▶ _Instructions for the task_
Search the listing below for the string "type" and show each line that contains it.

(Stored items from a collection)
----------
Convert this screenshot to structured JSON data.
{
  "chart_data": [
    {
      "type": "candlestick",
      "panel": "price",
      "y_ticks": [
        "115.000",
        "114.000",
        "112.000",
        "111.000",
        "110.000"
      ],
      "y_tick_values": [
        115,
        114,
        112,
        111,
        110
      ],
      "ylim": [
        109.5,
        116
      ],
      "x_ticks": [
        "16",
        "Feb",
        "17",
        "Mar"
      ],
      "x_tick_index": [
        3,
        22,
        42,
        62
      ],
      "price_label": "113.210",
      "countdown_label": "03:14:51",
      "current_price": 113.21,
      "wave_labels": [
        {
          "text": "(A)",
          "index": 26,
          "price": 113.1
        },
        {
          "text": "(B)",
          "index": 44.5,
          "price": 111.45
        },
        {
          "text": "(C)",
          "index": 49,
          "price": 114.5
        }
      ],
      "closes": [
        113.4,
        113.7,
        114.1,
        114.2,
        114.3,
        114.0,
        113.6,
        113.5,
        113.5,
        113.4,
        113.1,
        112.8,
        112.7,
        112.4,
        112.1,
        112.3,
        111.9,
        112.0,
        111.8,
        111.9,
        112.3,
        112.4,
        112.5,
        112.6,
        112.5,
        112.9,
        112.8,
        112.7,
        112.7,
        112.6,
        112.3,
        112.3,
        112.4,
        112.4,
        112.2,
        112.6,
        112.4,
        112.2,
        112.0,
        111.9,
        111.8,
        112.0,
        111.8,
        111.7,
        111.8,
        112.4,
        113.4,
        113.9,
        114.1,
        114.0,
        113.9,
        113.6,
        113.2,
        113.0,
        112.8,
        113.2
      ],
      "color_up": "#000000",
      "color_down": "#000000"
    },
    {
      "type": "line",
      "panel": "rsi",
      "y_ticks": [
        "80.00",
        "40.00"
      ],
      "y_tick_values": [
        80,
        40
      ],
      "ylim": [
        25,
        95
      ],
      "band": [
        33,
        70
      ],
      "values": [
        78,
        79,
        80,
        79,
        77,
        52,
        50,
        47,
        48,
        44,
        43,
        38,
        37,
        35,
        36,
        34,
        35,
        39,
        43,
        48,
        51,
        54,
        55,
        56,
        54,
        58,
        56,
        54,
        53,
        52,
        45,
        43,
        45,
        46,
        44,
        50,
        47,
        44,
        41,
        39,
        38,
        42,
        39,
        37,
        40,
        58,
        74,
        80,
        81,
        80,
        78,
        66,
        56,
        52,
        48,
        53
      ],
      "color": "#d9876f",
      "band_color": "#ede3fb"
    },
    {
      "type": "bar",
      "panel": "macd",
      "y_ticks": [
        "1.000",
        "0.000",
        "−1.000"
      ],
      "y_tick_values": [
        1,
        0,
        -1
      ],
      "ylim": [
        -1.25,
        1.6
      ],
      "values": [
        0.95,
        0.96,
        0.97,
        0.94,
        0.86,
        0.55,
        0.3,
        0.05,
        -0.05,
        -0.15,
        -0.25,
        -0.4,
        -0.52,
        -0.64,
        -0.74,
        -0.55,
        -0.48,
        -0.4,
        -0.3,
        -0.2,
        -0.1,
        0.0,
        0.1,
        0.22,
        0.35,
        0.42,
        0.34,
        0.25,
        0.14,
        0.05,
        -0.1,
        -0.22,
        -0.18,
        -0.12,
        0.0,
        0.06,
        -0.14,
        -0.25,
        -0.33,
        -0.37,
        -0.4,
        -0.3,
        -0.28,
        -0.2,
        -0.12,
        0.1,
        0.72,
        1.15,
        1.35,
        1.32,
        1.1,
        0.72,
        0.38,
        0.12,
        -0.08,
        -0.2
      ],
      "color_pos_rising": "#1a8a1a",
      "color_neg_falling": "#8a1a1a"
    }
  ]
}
----------
▶ _Expected answer_
      "type": "candlestick",
      "type": "line",
      "type": "bar",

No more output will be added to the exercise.